### Objective
Look through the listing for the word "年注气量". Copy each line that has it.
####
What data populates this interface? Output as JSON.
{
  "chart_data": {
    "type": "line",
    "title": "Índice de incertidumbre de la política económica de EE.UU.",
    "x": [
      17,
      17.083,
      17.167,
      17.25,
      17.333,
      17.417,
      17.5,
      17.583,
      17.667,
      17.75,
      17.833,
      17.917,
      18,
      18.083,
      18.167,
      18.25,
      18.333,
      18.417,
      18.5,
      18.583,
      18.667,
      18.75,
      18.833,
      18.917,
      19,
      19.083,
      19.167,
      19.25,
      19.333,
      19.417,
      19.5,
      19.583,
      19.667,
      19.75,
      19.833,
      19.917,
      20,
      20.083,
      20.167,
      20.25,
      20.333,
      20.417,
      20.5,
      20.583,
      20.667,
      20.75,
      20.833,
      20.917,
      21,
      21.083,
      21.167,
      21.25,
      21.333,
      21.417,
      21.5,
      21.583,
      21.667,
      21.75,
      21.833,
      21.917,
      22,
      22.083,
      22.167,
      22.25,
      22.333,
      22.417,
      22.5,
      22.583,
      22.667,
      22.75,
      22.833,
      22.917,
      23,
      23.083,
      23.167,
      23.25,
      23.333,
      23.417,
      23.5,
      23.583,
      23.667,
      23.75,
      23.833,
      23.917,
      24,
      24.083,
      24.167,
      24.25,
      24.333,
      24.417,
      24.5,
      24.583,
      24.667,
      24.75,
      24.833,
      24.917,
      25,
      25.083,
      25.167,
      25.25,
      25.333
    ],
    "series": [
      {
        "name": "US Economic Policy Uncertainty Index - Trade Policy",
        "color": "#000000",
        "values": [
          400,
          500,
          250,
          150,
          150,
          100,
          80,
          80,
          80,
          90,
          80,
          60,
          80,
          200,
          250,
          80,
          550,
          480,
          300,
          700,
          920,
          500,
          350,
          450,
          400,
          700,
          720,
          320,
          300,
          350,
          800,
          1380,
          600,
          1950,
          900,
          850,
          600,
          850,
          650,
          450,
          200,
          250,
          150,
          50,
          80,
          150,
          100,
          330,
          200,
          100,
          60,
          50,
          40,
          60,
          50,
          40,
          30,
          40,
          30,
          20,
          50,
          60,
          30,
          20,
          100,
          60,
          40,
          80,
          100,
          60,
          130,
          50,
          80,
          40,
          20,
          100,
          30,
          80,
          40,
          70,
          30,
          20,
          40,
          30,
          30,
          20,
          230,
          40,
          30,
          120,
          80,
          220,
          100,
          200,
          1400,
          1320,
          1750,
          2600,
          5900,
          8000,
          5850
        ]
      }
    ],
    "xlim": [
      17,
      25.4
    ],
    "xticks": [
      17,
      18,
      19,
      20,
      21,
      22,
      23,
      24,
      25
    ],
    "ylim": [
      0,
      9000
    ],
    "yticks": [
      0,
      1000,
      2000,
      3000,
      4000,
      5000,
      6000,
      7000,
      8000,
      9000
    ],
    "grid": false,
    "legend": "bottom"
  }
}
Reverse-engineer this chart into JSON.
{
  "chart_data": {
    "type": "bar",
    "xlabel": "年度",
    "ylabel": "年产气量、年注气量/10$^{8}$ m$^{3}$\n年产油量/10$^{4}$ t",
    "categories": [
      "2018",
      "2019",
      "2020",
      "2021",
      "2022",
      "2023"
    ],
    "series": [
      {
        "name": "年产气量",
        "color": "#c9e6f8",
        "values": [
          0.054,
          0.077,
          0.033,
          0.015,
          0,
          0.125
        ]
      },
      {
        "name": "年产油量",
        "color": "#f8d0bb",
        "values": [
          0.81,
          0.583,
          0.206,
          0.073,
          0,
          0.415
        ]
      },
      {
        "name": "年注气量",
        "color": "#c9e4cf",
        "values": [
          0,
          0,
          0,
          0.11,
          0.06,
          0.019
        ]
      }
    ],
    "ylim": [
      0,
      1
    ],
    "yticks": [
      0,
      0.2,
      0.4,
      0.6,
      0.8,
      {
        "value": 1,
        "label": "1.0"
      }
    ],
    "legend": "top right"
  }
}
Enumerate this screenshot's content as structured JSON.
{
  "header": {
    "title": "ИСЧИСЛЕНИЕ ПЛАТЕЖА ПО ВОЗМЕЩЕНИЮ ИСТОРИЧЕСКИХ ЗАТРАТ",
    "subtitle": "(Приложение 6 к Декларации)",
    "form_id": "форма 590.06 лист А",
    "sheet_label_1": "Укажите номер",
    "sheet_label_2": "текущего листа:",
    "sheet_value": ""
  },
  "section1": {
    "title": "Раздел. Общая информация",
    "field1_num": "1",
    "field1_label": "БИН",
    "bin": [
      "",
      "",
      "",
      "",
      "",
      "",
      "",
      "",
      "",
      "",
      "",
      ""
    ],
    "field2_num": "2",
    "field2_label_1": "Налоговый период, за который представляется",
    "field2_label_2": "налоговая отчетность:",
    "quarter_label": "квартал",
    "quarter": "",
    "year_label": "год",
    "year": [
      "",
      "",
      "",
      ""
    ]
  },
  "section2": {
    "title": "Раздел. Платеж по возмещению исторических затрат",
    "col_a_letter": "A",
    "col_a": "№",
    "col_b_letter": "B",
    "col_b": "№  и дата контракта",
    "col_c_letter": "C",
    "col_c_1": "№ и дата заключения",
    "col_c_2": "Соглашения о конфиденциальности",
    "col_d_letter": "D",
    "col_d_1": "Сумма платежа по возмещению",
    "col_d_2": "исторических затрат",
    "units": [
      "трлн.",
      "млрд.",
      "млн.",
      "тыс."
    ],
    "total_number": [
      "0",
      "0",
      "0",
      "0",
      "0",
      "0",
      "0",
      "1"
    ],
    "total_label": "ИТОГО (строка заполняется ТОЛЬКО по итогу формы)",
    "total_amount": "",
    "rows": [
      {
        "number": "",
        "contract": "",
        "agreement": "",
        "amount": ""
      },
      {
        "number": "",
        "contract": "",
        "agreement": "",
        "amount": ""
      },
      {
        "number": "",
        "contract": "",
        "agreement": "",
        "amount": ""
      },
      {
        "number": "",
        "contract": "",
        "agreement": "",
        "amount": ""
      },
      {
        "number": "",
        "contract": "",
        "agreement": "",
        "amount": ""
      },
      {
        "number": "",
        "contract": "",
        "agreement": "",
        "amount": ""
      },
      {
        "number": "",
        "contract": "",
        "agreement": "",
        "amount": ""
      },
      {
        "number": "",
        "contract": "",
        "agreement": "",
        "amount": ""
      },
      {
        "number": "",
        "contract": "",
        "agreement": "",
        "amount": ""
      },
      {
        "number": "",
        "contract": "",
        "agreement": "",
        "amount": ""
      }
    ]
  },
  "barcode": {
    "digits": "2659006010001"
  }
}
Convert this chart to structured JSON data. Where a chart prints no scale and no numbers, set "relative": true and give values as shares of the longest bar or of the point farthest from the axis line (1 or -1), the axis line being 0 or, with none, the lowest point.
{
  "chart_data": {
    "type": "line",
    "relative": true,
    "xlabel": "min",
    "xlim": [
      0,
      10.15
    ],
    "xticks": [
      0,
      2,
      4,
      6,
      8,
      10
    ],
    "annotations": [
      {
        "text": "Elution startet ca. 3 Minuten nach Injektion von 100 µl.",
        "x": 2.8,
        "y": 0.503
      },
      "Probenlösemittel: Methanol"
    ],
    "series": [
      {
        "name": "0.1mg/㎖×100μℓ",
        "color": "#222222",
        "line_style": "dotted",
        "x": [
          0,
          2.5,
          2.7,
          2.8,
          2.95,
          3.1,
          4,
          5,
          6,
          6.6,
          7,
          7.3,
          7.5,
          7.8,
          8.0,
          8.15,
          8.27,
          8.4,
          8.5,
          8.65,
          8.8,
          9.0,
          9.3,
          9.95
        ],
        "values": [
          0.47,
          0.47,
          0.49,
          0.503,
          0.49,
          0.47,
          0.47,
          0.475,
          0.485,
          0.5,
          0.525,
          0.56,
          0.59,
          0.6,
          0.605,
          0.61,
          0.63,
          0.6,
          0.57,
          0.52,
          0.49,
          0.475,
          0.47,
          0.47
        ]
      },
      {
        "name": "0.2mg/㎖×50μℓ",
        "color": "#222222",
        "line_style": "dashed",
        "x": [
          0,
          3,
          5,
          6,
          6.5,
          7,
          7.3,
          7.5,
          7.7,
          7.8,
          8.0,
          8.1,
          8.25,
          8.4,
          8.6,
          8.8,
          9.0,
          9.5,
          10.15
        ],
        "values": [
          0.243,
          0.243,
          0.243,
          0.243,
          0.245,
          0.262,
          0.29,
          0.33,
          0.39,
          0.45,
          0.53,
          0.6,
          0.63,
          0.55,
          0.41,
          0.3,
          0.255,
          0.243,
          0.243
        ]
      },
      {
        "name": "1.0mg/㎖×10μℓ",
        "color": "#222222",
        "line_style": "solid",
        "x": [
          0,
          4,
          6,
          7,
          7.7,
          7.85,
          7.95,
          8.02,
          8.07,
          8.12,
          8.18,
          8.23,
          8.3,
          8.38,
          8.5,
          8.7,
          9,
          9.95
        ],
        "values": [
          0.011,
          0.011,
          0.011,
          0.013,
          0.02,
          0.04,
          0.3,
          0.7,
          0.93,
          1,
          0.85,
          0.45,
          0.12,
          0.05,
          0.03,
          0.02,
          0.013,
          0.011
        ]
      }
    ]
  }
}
####
### Expected answer
    "ylabel": "年产气量、年注气量/10$^{8}$ m$^{3}$\n年产油量/10$^{4}$ t",
        "name": "年注气量",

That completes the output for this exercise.